- [WORK TO DO]: Give every line from the entries that contains "ylabel".

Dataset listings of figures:
-- -- --

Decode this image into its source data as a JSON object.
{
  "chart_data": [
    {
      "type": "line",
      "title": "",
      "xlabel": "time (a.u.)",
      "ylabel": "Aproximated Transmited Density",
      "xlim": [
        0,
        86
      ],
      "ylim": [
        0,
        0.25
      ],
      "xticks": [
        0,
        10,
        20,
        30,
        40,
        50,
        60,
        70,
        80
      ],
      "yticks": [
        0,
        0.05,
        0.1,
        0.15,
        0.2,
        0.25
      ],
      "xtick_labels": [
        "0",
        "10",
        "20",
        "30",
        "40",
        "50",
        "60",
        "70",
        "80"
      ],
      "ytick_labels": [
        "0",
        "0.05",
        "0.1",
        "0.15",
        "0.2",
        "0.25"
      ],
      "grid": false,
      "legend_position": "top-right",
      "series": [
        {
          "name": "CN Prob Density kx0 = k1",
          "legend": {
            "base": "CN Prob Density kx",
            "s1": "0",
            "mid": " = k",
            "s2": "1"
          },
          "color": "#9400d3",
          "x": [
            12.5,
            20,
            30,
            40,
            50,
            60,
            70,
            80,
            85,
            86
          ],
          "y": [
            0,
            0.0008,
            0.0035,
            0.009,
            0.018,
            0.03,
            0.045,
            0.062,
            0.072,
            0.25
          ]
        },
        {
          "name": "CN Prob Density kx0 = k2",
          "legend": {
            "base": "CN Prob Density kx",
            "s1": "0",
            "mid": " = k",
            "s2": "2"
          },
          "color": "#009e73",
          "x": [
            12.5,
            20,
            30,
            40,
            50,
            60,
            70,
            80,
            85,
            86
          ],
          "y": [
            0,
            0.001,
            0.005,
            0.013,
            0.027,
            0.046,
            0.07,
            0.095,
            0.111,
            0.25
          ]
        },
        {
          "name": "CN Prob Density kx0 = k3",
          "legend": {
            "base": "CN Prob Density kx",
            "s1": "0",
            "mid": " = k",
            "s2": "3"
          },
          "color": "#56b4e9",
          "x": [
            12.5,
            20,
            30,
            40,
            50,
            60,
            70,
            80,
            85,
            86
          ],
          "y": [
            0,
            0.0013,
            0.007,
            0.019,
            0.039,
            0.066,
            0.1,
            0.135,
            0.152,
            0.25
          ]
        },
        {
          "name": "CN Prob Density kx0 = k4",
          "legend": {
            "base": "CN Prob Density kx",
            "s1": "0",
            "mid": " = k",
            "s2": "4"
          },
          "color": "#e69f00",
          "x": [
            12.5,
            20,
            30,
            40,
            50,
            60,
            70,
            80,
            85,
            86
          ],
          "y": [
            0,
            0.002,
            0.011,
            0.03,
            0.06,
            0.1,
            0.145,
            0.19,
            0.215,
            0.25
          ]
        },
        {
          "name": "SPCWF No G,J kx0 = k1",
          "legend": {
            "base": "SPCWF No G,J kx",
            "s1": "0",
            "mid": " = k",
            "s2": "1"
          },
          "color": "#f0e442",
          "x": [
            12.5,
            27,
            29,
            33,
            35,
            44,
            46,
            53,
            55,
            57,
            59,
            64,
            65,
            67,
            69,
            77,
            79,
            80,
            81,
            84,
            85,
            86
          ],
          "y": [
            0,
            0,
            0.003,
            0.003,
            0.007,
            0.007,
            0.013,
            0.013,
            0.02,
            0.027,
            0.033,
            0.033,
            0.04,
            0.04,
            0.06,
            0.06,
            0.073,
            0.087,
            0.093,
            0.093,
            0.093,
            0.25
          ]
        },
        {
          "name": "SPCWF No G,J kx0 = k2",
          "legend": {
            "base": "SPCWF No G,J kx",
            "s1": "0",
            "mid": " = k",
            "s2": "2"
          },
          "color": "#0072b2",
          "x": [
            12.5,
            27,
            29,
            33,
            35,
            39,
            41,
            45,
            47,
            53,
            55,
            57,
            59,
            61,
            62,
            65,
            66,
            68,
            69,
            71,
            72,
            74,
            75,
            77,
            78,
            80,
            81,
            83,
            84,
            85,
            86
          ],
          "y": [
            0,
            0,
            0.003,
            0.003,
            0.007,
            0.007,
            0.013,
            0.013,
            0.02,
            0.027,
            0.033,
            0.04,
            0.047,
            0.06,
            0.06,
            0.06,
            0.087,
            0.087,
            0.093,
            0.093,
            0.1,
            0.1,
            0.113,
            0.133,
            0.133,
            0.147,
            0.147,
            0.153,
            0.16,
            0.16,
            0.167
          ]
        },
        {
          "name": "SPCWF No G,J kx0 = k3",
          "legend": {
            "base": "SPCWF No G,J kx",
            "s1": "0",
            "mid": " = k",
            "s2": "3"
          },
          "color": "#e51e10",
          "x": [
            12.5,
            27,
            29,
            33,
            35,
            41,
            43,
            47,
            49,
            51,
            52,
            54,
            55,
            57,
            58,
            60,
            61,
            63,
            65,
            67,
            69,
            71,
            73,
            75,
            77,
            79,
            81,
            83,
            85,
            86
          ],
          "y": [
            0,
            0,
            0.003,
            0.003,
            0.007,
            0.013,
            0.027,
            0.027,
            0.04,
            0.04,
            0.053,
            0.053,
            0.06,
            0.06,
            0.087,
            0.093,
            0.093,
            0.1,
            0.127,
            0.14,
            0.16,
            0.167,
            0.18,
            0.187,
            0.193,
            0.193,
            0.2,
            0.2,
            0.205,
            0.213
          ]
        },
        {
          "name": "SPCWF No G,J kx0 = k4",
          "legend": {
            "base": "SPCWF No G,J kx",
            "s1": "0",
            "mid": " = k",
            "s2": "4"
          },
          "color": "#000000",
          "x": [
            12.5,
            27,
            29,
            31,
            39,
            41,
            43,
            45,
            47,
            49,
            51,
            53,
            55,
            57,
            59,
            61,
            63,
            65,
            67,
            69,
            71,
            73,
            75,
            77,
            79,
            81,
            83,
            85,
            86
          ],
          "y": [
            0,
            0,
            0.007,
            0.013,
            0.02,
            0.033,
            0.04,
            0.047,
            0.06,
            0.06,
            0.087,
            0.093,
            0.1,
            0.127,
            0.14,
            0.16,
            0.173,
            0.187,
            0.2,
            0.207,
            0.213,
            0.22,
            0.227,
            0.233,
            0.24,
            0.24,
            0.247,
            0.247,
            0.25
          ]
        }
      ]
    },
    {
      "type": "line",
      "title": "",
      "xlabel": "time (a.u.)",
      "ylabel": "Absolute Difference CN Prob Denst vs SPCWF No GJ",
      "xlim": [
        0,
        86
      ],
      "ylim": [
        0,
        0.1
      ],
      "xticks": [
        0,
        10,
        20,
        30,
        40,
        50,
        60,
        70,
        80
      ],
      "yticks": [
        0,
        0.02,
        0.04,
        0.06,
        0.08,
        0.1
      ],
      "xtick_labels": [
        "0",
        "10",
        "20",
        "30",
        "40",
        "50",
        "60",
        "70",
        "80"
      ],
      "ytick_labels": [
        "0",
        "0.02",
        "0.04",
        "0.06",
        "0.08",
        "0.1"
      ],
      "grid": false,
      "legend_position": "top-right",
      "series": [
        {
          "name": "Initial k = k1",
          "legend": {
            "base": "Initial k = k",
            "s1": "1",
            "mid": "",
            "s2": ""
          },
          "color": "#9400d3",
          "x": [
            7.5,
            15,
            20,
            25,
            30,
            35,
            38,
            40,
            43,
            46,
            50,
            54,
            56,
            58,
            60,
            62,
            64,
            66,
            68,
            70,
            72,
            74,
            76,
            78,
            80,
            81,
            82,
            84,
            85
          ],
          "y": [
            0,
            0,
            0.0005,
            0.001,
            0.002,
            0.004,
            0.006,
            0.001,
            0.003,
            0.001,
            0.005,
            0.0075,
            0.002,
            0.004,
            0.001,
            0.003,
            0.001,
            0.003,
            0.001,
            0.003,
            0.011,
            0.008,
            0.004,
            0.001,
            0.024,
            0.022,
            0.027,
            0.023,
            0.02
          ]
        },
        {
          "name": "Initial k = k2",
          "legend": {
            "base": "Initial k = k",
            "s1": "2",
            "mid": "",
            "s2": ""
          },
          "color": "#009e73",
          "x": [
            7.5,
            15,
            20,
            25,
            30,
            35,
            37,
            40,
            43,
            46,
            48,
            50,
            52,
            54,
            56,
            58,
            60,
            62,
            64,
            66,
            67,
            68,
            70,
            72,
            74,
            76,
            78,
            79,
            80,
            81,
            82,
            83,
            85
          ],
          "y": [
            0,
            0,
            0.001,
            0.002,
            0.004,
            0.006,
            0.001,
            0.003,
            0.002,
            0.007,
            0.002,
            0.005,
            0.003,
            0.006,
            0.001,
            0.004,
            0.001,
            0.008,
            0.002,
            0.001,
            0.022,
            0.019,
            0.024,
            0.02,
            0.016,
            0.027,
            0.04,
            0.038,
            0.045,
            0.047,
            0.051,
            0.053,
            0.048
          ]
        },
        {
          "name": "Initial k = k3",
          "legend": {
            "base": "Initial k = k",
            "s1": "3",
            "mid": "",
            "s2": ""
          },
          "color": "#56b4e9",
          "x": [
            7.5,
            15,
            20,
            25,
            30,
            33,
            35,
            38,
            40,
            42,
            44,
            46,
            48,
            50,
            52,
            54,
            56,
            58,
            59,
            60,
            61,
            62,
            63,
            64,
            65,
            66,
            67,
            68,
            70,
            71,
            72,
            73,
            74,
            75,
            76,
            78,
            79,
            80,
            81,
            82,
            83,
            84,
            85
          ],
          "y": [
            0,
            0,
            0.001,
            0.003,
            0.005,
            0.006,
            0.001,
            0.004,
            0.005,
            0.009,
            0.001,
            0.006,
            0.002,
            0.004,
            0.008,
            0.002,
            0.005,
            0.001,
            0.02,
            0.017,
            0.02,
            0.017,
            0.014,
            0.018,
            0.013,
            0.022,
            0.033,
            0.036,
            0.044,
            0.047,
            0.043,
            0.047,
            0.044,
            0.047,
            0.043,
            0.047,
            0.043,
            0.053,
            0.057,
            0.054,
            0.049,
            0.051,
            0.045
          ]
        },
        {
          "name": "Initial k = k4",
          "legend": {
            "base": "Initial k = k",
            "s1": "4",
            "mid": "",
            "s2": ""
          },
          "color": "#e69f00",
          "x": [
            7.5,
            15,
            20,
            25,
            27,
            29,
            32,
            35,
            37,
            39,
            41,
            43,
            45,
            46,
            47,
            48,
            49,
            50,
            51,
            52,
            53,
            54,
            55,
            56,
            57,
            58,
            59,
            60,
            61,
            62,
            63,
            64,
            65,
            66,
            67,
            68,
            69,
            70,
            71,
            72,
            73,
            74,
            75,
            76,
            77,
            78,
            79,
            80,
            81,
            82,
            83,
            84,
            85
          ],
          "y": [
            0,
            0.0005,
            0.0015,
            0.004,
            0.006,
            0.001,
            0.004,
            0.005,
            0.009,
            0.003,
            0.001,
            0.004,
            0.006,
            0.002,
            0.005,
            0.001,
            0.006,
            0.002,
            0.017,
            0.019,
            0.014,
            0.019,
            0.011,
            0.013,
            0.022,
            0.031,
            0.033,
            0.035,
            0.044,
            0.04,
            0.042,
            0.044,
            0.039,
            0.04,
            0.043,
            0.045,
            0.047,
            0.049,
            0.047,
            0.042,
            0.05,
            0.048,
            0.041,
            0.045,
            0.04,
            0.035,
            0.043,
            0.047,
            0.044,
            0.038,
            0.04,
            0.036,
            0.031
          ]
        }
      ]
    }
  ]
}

-- -- --

- [SOLUTION TO THIS PROBLEM]:
      "ylabel": "Aproximated Transmited Density",
      "ylabel": "Absolute Difference CN Prob Denst vs SPCWF No GJ",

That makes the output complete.